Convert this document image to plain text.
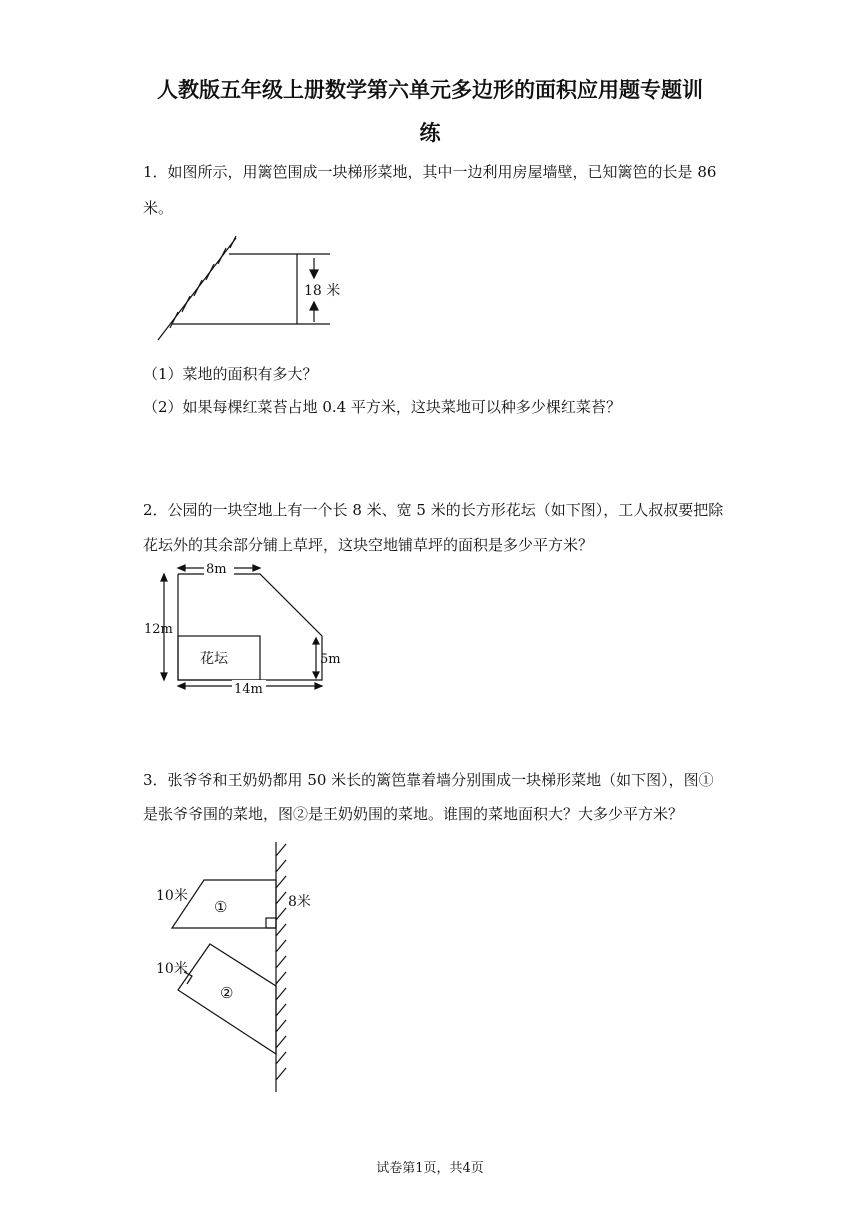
人教版五年级上册数学第六单元多边形的面积应用题专题训
练
1．如图所示，用篱笆围成一块梯形菜地，其中一边利用房屋墙壁，已知篱笆的长是 86
米。
18 米
（1）菜地的面积有多大？
（2）如果每棵红菜苔占地 0.4 平方米，这块菜地可以种多少棵红菜苔？
2．公园的一块空地上有一个长 8 米、宽 5 米的长方形花坛（如下图），工人叔叔要把除
花坛外的其余部分铺上草坪，这块空地铺草坪的面积是多少平方米？
8m
12m
5m
14m
花坛
3．张爷爷和王奶奶都用 50 米长的篱笆靠着墙分别围成一块梯形菜地（如下图），图①
是张爷爷围的菜地，图②是王奶奶围的菜地。谁围的菜地面积大？大多少平方米？
10米
①	8米
10米
②
试卷第1页，共4页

- - - - - - -

• **Brief**: Leave out the pictures and copy every record above exactly.

• **Exercise output**:
Convert this document image to plain text.
人教版五年级上册数学第六单元多边形的面积应用题专题训
练
1．如图所示，用篱笆围成一块梯形菜地，其中一边利用房屋墙壁，已知篱笆的长是 86
米。
18 米
（1）菜地的面积有多大？
（2）如果每棵红菜苔占地 0.4 平方米，这块菜地可以种多少棵红菜苔？
2．公园的一块空地上有一个长 8 米、宽 5 米的长方形花坛（如下图），工人叔叔要把除
花坛外的其余部分铺上草坪，这块空地铺草坪的面积是多少平方米？
8m
12m
5m
14m
花坛
3．张爷爷和王奶奶都用 50 米长的篱笆靠着墙分别围成一块梯形菜地（如下图），图①
是张爷爷围的菜地，图②是王奶奶围的菜地。谁围的菜地面积大？大多少平方米？
10米
①	8米
10米
②
试卷第1页，共4页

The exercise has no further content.